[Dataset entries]
==========

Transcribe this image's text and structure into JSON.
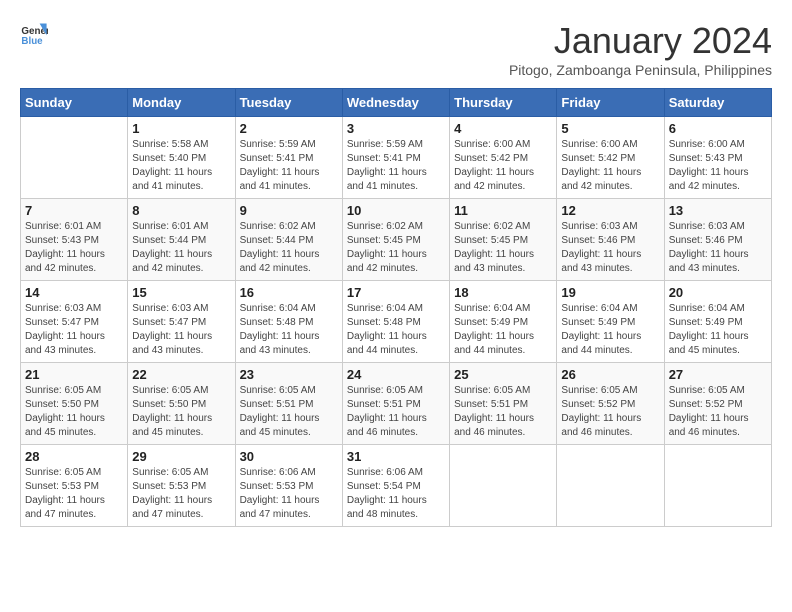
{
  "logo": {
    "text_general": "General",
    "text_blue": "Blue"
  },
  "title": "January 2024",
  "subtitle": "Pitogo, Zamboanga Peninsula, Philippines",
  "headers": [
    "Sunday",
    "Monday",
    "Tuesday",
    "Wednesday",
    "Thursday",
    "Friday",
    "Saturday"
  ],
  "weeks": [
    [
      {
        "day": "",
        "info": ""
      },
      {
        "day": "1",
        "info": "Sunrise: 5:58 AM\nSunset: 5:40 PM\nDaylight: 11 hours and 41 minutes."
      },
      {
        "day": "2",
        "info": "Sunrise: 5:59 AM\nSunset: 5:41 PM\nDaylight: 11 hours and 41 minutes."
      },
      {
        "day": "3",
        "info": "Sunrise: 5:59 AM\nSunset: 5:41 PM\nDaylight: 11 hours and 41 minutes."
      },
      {
        "day": "4",
        "info": "Sunrise: 6:00 AM\nSunset: 5:42 PM\nDaylight: 11 hours and 42 minutes."
      },
      {
        "day": "5",
        "info": "Sunrise: 6:00 AM\nSunset: 5:42 PM\nDaylight: 11 hours and 42 minutes."
      },
      {
        "day": "6",
        "info": "Sunrise: 6:00 AM\nSunset: 5:43 PM\nDaylight: 11 hours and 42 minutes."
      }
    ],
    [
      {
        "day": "7",
        "info": "Sunrise: 6:01 AM\nSunset: 5:43 PM\nDaylight: 11 hours and 42 minutes."
      },
      {
        "day": "8",
        "info": "Sunrise: 6:01 AM\nSunset: 5:44 PM\nDaylight: 11 hours and 42 minutes."
      },
      {
        "day": "9",
        "info": "Sunrise: 6:02 AM\nSunset: 5:44 PM\nDaylight: 11 hours and 42 minutes."
      },
      {
        "day": "10",
        "info": "Sunrise: 6:02 AM\nSunset: 5:45 PM\nDaylight: 11 hours and 42 minutes."
      },
      {
        "day": "11",
        "info": "Sunrise: 6:02 AM\nSunset: 5:45 PM\nDaylight: 11 hours and 43 minutes."
      },
      {
        "day": "12",
        "info": "Sunrise: 6:03 AM\nSunset: 5:46 PM\nDaylight: 11 hours and 43 minutes."
      },
      {
        "day": "13",
        "info": "Sunrise: 6:03 AM\nSunset: 5:46 PM\nDaylight: 11 hours and 43 minutes."
      }
    ],
    [
      {
        "day": "14",
        "info": "Sunrise: 6:03 AM\nSunset: 5:47 PM\nDaylight: 11 hours and 43 minutes."
      },
      {
        "day": "15",
        "info": "Sunrise: 6:03 AM\nSunset: 5:47 PM\nDaylight: 11 hours and 43 minutes."
      },
      {
        "day": "16",
        "info": "Sunrise: 6:04 AM\nSunset: 5:48 PM\nDaylight: 11 hours and 43 minutes."
      },
      {
        "day": "17",
        "info": "Sunrise: 6:04 AM\nSunset: 5:48 PM\nDaylight: 11 hours and 44 minutes."
      },
      {
        "day": "18",
        "info": "Sunrise: 6:04 AM\nSunset: 5:49 PM\nDaylight: 11 hours and 44 minutes."
      },
      {
        "day": "19",
        "info": "Sunrise: 6:04 AM\nSunset: 5:49 PM\nDaylight: 11 hours and 44 minutes."
      },
      {
        "day": "20",
        "info": "Sunrise: 6:04 AM\nSunset: 5:49 PM\nDaylight: 11 hours and 45 minutes."
      }
    ],
    [
      {
        "day": "21",
        "info": "Sunrise: 6:05 AM\nSunset: 5:50 PM\nDaylight: 11 hours and 45 minutes."
      },
      {
        "day": "22",
        "info": "Sunrise: 6:05 AM\nSunset: 5:50 PM\nDaylight: 11 hours and 45 minutes."
      },
      {
        "day": "23",
        "info": "Sunrise: 6:05 AM\nSunset: 5:51 PM\nDaylight: 11 hours and 45 minutes."
      },
      {
        "day": "24",
        "info": "Sunrise: 6:05 AM\nSunset: 5:51 PM\nDaylight: 11 hours and 46 minutes."
      },
      {
        "day": "25",
        "info": "Sunrise: 6:05 AM\nSunset: 5:51 PM\nDaylight: 11 hours and 46 minutes."
      },
      {
        "day": "26",
        "info": "Sunrise: 6:05 AM\nSunset: 5:52 PM\nDaylight: 11 hours and 46 minutes."
      },
      {
        "day": "27",
        "info": "Sunrise: 6:05 AM\nSunset: 5:52 PM\nDaylight: 11 hours and 46 minutes."
      }
    ],
    [
      {
        "day": "28",
        "info": "Sunrise: 6:05 AM\nSunset: 5:53 PM\nDaylight: 11 hours and 47 minutes."
      },
      {
        "day": "29",
        "info": "Sunrise: 6:05 AM\nSunset: 5:53 PM\nDaylight: 11 hours and 47 minutes."
      },
      {
        "day": "30",
        "info": "Sunrise: 6:06 AM\nSunset: 5:53 PM\nDaylight: 11 hours and 47 minutes."
      },
      {
        "day": "31",
        "info": "Sunrise: 6:06 AM\nSunset: 5:54 PM\nDaylight: 11 hours and 48 minutes."
      },
      {
        "day": "",
        "info": ""
      },
      {
        "day": "",
        "info": ""
      },
      {
        "day": "",
        "info": ""
      }
    ]
  ]
}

==========

§ **TASK TO COMPLETE**
Keep the pictures out of your copy, and repeat every entry above exactly.

§ **WRITTEN SOLUTION**
Transcribe this image's text and structure into JSON.
{
  "logo": {
    "text_general": "General",
    "text_blue": "Blue"
  },
  "title": "January 2024",
  "subtitle": "Pitogo, Zamboanga Peninsula, Philippines",
  "headers": [
    "Sunday",
    "Monday",
    "Tuesday",
    "Wednesday",
    "Thursday",
    "Friday",
    "Saturday"
  ],
  "weeks": [
    [
      {
        "day": "",
        "info": ""
      },
      {
        "day": "1",
        "info": "Sunrise: 5:58 AM\nSunset: 5:40 PM\nDaylight: 11 hours and 41 minutes."
      },
      {
        "day": "2",
        "info": "Sunrise: 5:59 AM\nSunset: 5:41 PM\nDaylight: 11 hours and 41 minutes."
      },
      {
        "day": "3",
        "info": "Sunrise: 5:59 AM\nSunset: 5:41 PM\nDaylight: 11 hours and 41 minutes."
      },
      {
        "day": "4",
        "info": "Sunrise: 6:00 AM\nSunset: 5:42 PM\nDaylight: 11 hours and 42 minutes."
      },
      {
        "day": "5",
        "info": "Sunrise: 6:00 AM\nSunset: 5:42 PM\nDaylight: 11 hours and 42 minutes."
      },
      {
        "day": "6",
        "info": "Sunrise: 6:00 AM\nSunset: 5:43 PM\nDaylight: 11 hours and 42 minutes."
      }
    ],
    [
      {
        "day": "7",
        "info": "Sunrise: 6:01 AM\nSunset: 5:43 PM\nDaylight: 11 hours and 42 minutes."
      },
      {
        "day": "8",
        "info": "Sunrise: 6:01 AM\nSunset: 5:44 PM\nDaylight: 11 hours and 42 minutes."
      },
      {
        "day": "9",
        "info": "Sunrise: 6:02 AM\nSunset: 5:44 PM\nDaylight: 11 hours and 42 minutes."
      },
      {
        "day": "10",
        "info": "Sunrise: 6:02 AM\nSunset: 5:45 PM\nDaylight: 11 hours and 42 minutes."
      },
      {
        "day": "11",
        "info": "Sunrise: 6:02 AM\nSunset: 5:45 PM\nDaylight: 11 hours and 43 minutes."
      },
      {
        "day": "12",
        "info": "Sunrise: 6:03 AM\nSunset: 5:46 PM\nDaylight: 11 hours and 43 minutes."
      },
      {
        "day": "13",
        "info": "Sunrise: 6:03 AM\nSunset: 5:46 PM\nDaylight: 11 hours and 43 minutes."
      }
    ],
    [
      {
        "day": "14",
        "info": "Sunrise: 6:03 AM\nSunset: 5:47 PM\nDaylight: 11 hours and 43 minutes."
      },
      {
        "day": "15",
        "info": "Sunrise: 6:03 AM\nSunset: 5:47 PM\nDaylight: 11 hours and 43 minutes."
      },
      {
        "day": "16",
        "info": "Sunrise: 6:04 AM\nSunset: 5:48 PM\nDaylight: 11 hours and 43 minutes."
      },
      {
        "day": "17",
        "info": "Sunrise: 6:04 AM\nSunset: 5:48 PM\nDaylight: 11 hours and 44 minutes."
      },
      {
        "day": "18",
        "info": "Sunrise: 6:04 AM\nSunset: 5:49 PM\nDaylight: 11 hours and 44 minutes."
      },
      {
        "day": "19",
        "info": "Sunrise: 6:04 AM\nSunset: 5:49 PM\nDaylight: 11 hours and 44 minutes."
      },
      {
        "day": "20",
        "info": "Sunrise: 6:04 AM\nSunset: 5:49 PM\nDaylight: 11 hours and 45 minutes."
      }
    ],
    [
      {
        "day": "21",
        "info": "Sunrise: 6:05 AM\nSunset: 5:50 PM\nDaylight: 11 hours and 45 minutes."
      },
      {
        "day": "22",
        "info": "Sunrise: 6:05 AM\nSunset: 5:50 PM\nDaylight: 11 hours and 45 minutes."
      },
      {
        "day": "23",
        "info": "Sunrise: 6:05 AM\nSunset: 5:51 PM\nDaylight: 11 hours and 45 minutes."
      },
      {
        "day": "24",
        "info": "Sunrise: 6:05 AM\nSunset: 5:51 PM\nDaylight: 11 hours and 46 minutes."
      },
      {
        "day": "25",
        "info": "Sunrise: 6:05 AM\nSunset: 5:51 PM\nDaylight: 11 hours and 46 minutes."
      },
      {
        "day": "26",
        "info": "Sunrise: 6:05 AM\nSunset: 5:52 PM\nDaylight: 11 hours and 46 minutes."
      },
      {
        "day": "27",
        "info": "Sunrise: 6:05 AM\nSunset: 5:52 PM\nDaylight: 11 hours and 46 minutes."
      }
    ],
    [
      {
        "day": "28",
        "info": "Sunrise: 6:05 AM\nSunset: 5:53 PM\nDaylight: 11 hours and 47 minutes."
      },
      {
        "day": "29",
        "info": "Sunrise: 6:05 AM\nSunset: 5:53 PM\nDaylight: 11 hours and 47 minutes."
      },
      {
        "day": "30",
        "info": "Sunrise: 6:06 AM\nSunset: 5:53 PM\nDaylight: 11 hours and 47 minutes."
      },
      {
        "day": "31",
        "info": "Sunrise: 6:06 AM\nSunset: 5:54 PM\nDaylight: 11 hours and 48 minutes."
      },
      {
        "day": "",
        "info": ""
      },
      {
        "day": "",
        "info": ""
      },
      {
        "day": "",
        "info": ""
      }
    ]
  ]
}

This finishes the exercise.